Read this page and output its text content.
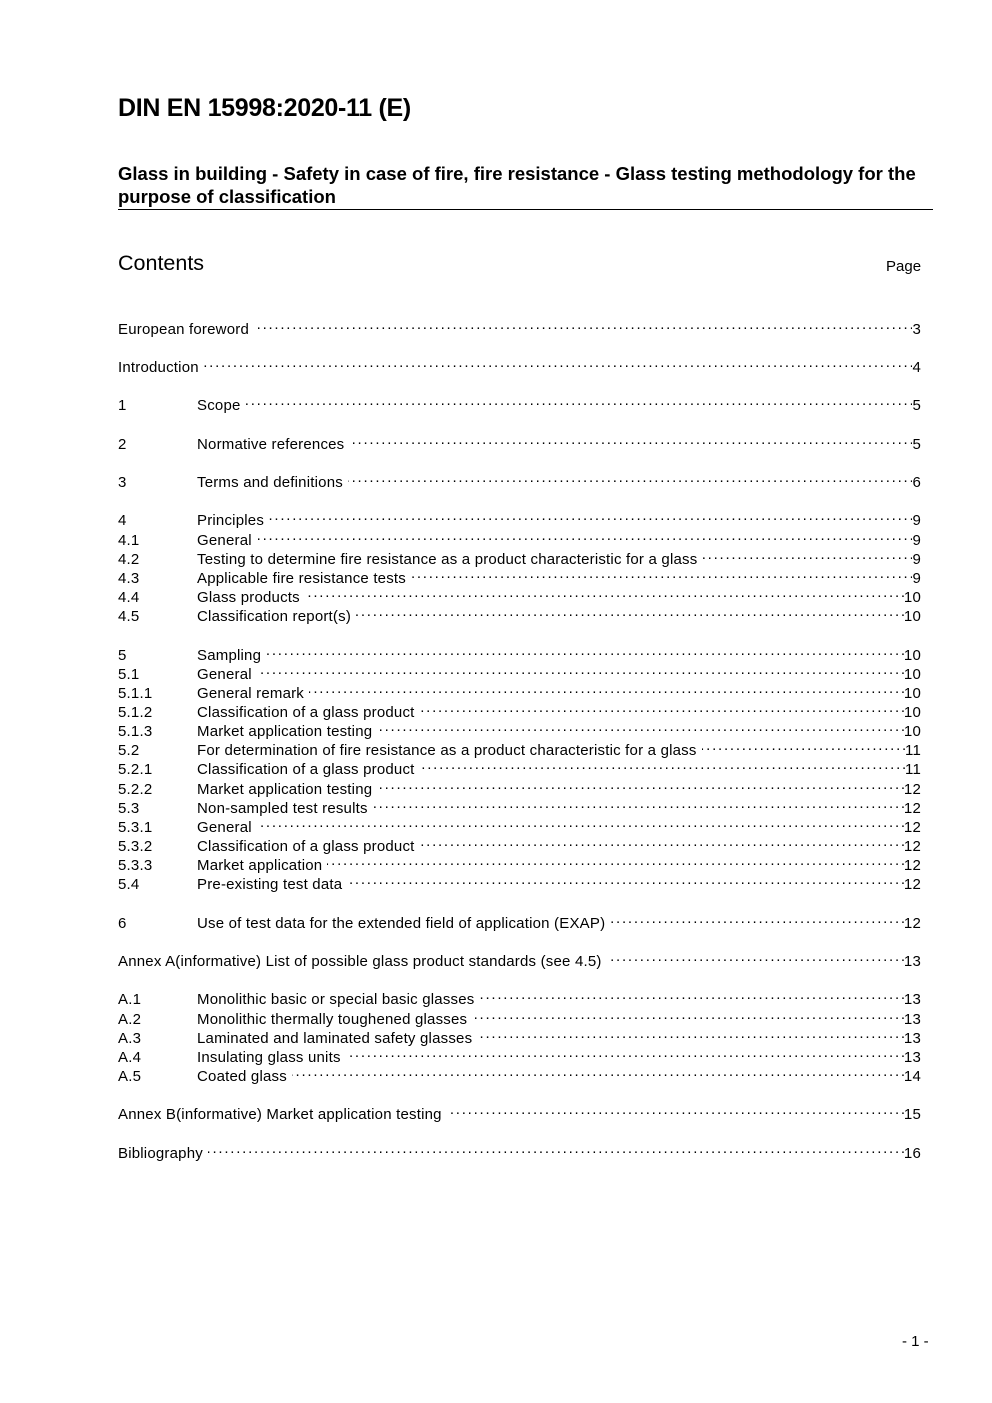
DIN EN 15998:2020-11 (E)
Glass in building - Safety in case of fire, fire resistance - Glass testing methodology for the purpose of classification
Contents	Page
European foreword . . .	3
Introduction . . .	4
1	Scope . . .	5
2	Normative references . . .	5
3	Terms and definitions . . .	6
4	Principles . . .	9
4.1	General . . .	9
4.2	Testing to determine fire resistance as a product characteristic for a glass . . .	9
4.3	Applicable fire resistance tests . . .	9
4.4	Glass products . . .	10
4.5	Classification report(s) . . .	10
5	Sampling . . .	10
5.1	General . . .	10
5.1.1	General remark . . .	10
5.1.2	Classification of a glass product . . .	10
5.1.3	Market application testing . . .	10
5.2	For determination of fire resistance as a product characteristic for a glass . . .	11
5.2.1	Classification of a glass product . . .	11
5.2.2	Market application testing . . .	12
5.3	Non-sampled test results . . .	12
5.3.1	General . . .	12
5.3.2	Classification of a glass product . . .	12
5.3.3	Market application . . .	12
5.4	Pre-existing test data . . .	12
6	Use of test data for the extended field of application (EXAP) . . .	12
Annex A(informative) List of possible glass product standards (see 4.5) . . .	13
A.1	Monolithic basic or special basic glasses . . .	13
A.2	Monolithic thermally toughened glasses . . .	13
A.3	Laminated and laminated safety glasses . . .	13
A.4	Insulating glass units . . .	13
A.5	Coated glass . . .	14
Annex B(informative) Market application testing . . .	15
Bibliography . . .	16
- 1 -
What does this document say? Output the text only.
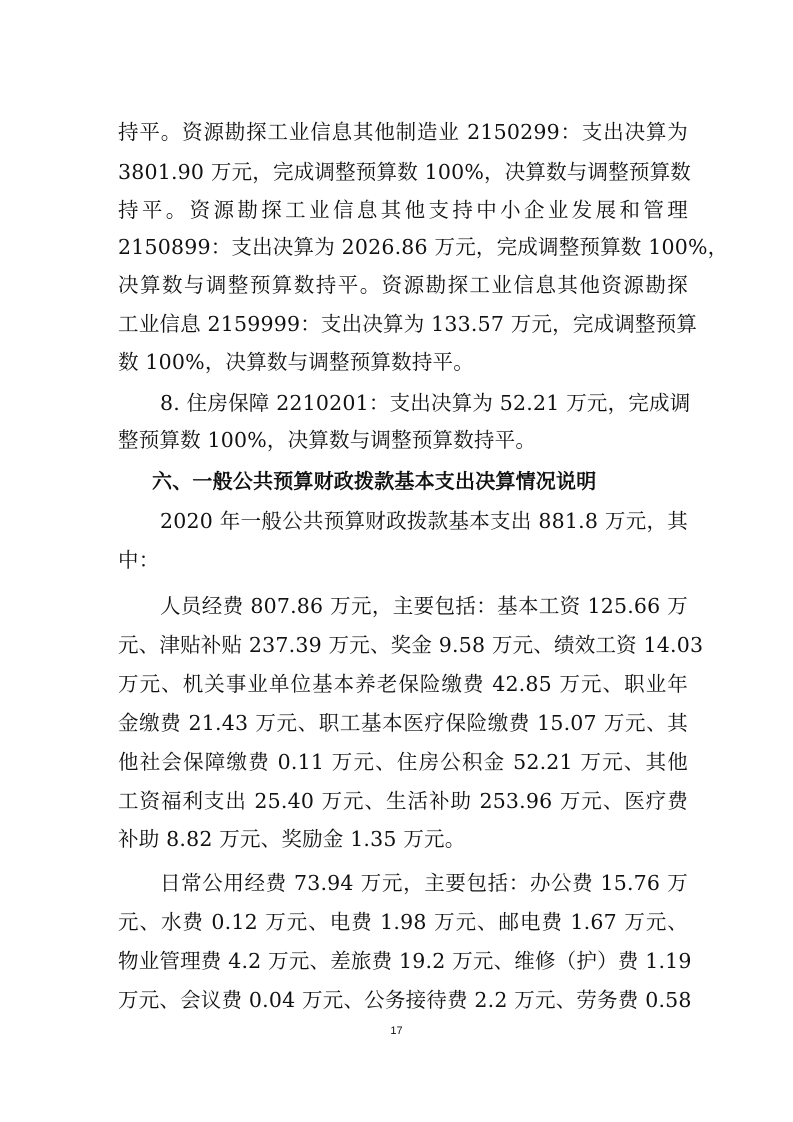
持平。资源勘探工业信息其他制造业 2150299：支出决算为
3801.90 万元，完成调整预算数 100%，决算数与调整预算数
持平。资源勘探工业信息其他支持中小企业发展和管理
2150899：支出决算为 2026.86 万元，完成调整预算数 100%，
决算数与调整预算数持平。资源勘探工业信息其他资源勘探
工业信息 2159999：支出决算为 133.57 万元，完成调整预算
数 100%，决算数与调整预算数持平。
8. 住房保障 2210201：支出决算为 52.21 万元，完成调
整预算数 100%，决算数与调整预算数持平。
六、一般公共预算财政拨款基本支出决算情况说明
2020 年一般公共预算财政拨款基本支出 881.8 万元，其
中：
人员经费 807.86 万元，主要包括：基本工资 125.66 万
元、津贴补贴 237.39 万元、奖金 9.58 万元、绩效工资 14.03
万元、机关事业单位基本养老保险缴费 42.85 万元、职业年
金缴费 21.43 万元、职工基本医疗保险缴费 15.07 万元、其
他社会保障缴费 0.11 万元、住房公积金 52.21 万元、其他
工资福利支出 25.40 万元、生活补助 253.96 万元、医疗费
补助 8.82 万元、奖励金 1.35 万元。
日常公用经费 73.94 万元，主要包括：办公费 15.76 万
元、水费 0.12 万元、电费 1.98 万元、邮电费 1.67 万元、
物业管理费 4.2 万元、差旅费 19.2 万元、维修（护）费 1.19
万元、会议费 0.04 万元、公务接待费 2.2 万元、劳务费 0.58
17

* * *

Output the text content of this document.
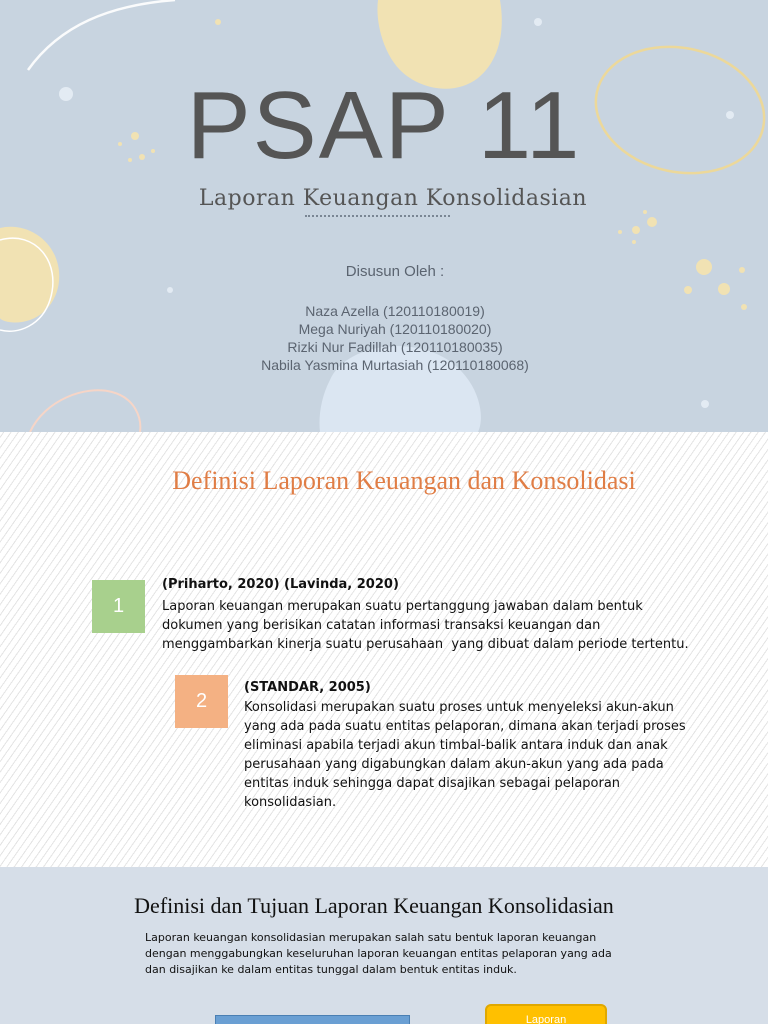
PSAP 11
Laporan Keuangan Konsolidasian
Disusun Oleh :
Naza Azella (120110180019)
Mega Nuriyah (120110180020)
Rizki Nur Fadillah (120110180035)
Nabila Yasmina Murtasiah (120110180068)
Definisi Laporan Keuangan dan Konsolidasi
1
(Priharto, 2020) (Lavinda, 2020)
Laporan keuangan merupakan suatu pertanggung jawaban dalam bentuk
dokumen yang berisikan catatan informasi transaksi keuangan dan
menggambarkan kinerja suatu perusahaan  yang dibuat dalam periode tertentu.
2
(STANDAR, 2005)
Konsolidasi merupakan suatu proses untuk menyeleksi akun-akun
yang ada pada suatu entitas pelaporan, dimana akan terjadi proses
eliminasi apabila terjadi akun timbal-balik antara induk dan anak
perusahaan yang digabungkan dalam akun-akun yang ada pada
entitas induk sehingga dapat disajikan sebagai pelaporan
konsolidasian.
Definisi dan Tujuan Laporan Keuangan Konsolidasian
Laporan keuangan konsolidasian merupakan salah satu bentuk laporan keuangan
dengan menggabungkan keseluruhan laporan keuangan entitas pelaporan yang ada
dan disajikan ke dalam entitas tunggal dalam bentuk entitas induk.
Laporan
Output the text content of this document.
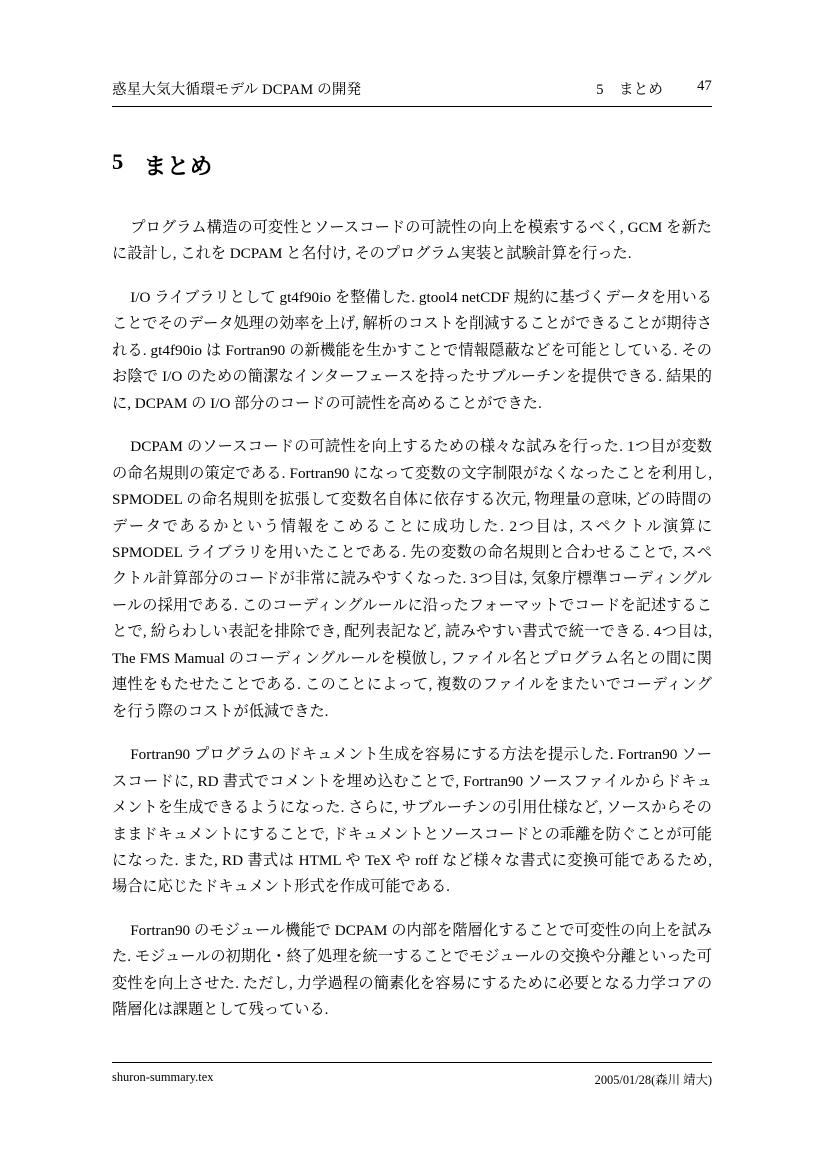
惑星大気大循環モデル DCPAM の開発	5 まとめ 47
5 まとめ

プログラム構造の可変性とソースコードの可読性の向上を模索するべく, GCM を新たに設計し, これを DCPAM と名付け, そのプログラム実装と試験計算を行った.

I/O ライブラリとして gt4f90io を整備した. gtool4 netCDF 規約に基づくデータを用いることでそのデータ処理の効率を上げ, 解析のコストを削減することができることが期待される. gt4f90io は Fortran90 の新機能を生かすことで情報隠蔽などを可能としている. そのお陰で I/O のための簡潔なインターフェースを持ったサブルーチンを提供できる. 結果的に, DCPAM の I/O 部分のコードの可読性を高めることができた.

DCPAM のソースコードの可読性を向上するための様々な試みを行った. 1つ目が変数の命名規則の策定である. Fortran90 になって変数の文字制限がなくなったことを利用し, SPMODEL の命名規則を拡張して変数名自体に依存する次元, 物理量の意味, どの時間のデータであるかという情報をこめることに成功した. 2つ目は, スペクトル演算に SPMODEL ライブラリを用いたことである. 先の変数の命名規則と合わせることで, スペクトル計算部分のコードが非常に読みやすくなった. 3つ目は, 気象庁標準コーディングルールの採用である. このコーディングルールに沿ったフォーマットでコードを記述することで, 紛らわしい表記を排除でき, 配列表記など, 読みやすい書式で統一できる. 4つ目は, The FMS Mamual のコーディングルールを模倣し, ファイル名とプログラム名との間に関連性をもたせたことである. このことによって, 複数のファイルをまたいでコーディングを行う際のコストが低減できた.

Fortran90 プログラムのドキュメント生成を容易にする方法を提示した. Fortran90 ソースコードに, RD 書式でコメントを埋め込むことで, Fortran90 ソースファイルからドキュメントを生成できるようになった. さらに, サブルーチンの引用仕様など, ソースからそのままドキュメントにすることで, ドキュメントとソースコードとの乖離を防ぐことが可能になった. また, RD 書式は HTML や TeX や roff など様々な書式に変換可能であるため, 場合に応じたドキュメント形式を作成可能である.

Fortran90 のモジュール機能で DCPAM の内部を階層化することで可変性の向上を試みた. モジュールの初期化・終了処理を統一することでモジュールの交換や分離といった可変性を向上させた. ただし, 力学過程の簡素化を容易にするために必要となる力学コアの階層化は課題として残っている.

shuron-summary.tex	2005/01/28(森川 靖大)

Written problem: Look through the data and show every line containing "Annex".

Task solution:
Annex A(informative) List of possible glass product standards (see 4.5) . . .	13
Annex B(informative) Market application testing . . .	15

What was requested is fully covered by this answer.